Exercise task: Look for "DIVULGATRICE" in the listing below. Gather each line that contains it.

Records shown:
<<<<

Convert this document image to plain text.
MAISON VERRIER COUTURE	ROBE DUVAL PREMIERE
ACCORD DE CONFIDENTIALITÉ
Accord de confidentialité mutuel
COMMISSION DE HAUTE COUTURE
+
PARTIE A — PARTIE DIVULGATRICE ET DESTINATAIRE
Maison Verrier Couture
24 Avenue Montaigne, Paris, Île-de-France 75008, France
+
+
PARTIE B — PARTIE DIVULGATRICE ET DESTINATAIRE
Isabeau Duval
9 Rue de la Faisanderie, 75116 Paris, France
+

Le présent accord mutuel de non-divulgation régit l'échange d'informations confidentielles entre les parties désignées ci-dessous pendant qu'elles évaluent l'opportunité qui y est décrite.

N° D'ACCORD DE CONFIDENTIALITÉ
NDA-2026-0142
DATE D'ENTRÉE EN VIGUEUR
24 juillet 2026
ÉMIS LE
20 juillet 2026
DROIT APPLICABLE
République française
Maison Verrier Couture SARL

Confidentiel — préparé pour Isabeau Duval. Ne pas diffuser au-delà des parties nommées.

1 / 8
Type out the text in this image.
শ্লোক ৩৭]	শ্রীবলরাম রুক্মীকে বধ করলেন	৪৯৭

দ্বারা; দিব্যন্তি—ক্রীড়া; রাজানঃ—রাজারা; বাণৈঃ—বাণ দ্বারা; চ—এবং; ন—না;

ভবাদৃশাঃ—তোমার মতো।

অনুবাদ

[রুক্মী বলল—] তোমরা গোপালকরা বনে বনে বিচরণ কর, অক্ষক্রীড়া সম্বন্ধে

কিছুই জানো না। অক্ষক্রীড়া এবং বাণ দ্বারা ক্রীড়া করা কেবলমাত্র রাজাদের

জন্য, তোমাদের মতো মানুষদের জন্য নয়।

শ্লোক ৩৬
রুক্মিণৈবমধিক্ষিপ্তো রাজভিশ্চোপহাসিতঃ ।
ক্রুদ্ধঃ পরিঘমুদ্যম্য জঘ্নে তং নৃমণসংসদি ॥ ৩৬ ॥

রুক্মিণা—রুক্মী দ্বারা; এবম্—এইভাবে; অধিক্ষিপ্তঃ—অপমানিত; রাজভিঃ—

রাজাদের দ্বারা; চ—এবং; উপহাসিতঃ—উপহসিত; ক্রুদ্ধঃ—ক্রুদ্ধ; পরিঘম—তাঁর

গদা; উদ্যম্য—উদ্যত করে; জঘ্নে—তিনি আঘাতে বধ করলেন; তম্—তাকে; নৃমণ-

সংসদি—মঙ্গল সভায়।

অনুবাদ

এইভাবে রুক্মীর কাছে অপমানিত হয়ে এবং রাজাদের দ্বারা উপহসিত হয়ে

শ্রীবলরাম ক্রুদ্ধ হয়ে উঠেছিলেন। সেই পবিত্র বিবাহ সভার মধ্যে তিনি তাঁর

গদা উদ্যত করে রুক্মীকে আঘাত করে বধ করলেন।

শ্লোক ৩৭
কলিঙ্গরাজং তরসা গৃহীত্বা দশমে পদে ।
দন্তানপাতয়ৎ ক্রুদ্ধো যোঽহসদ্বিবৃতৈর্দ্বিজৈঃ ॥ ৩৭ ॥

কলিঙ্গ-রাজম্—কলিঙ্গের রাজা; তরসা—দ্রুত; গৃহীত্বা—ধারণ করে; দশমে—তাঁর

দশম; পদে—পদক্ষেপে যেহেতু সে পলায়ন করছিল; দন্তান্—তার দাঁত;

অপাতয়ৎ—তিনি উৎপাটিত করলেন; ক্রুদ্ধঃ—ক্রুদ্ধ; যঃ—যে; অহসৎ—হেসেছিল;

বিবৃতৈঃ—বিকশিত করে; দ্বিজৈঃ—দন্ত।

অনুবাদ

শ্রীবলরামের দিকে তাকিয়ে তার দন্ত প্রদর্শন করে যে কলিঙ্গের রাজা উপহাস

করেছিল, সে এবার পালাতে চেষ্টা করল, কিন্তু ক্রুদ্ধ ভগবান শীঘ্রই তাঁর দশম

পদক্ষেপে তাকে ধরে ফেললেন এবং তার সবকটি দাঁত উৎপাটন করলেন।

>>>>

Solution for this problem:
PARTIE A — PARTIE DIVULGATRICE ET DESTINATAIRE
PARTIE B — PARTIE DIVULGATRICE ET DESTINATAIRE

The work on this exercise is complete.